__Work instructions__: Return the listing below exactly, with the pictures dropped.

[start]

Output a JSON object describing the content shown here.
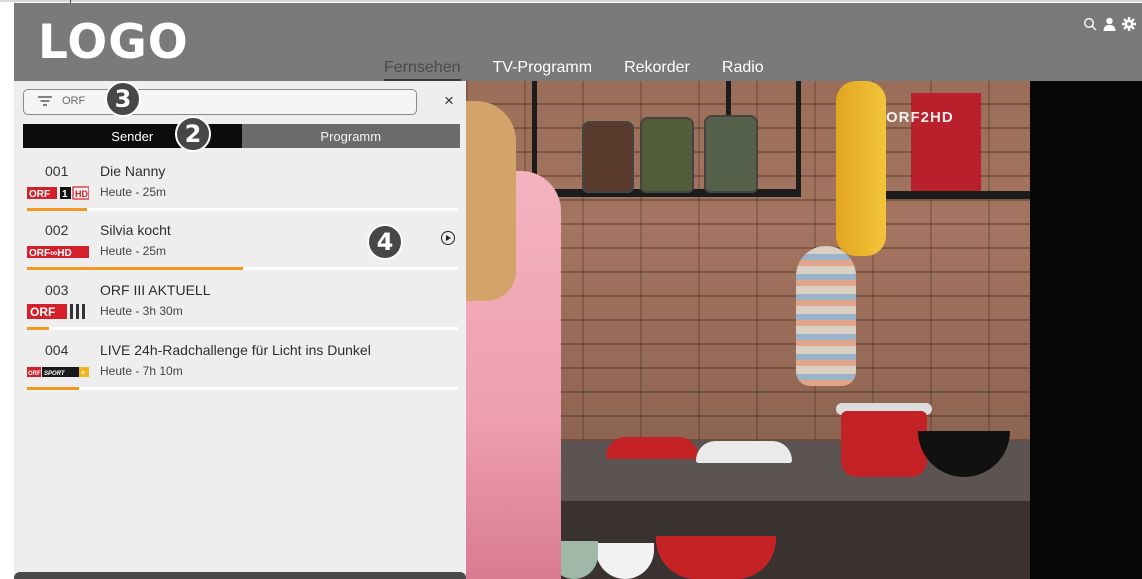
{
  "header": {
    "logo": "LOGO",
    "nav": [
      "Fernsehen",
      "TV-Programm",
      "Rekorder",
      "Radio"
    ],
    "active_nav": "Fernsehen",
    "icons": [
      "search-icon",
      "user-icon",
      "gear-icon"
    ]
  },
  "search": {
    "value": "ORF",
    "close": "×"
  },
  "tabs": {
    "sender": "Sender",
    "programm": "Programm"
  },
  "badges": {
    "b2": "2",
    "b3": "3",
    "b4": "4"
  },
  "channels": [
    {
      "num": "001",
      "title": "Die Nanny",
      "time": "Heute - 25m",
      "logo": "ORF1 HD",
      "progress": 0.14
    },
    {
      "num": "002",
      "title": "Silvia kocht",
      "time": "Heute - 25m",
      "logo": "ORF∞HD",
      "progress": 0.5
    },
    {
      "num": "003",
      "title": "ORF III AKTUELL",
      "time": "Heute - 3h 30m",
      "logo": "ORF III",
      "progress": 0.05
    },
    {
      "num": "004",
      "title": "LIVE 24h-Radchallenge für Licht ins Dunkel",
      "time": "Heute - 7h 10m",
      "logo": "ORF SPORT+",
      "progress": 0.12
    }
  ],
  "video": {
    "channel_logo": "ORF2HD"
  },
  "colors": {
    "accent": "#f29a1f",
    "header": "#7a7a7a",
    "tab_active": "#0c0c0c",
    "tab_inactive": "#6b6b6b"
  }
}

[end]

__Problem solution__:
Output a JSON object describing the content shown here.
{
  "header": {
    "logo": "LOGO",
    "nav": [
      "Fernsehen",
      "TV-Programm",
      "Rekorder",
      "Radio"
    ],
    "active_nav": "Fernsehen",
    "icons": [
      "search-icon",
      "user-icon",
      "gear-icon"
    ]
  },
  "search": {
    "value": "ORF",
    "close": "×"
  },
  "tabs": {
    "sender": "Sender",
    "programm": "Programm"
  },
  "badges": {
    "b2": "2",
    "b3": "3",
    "b4": "4"
  },
  "channels": [
    {
      "num": "001",
      "title": "Die Nanny",
      "time": "Heute - 25m",
      "logo": "ORF1 HD",
      "progress": 0.14
    },
    {
      "num": "002",
      "title": "Silvia kocht",
      "time": "Heute - 25m",
      "logo": "ORF∞HD",
      "progress": 0.5
    },
    {
      "num": "003",
      "title": "ORF III AKTUELL",
      "time": "Heute - 3h 30m",
      "logo": "ORF III",
      "progress": 0.05
    },
    {
      "num": "004",
      "title": "LIVE 24h-Radchallenge für Licht ins Dunkel",
      "time": "Heute - 7h 10m",
      "logo": "ORF SPORT+",
      "progress": 0.12
    }
  ],
  "video": {
    "channel_logo": "ORF2HD"
  },
  "colors": {
    "accent": "#f29a1f",
    "header": "#7a7a7a",
    "tab_active": "#0c0c0c",
    "tab_inactive": "#6b6b6b"
  }
}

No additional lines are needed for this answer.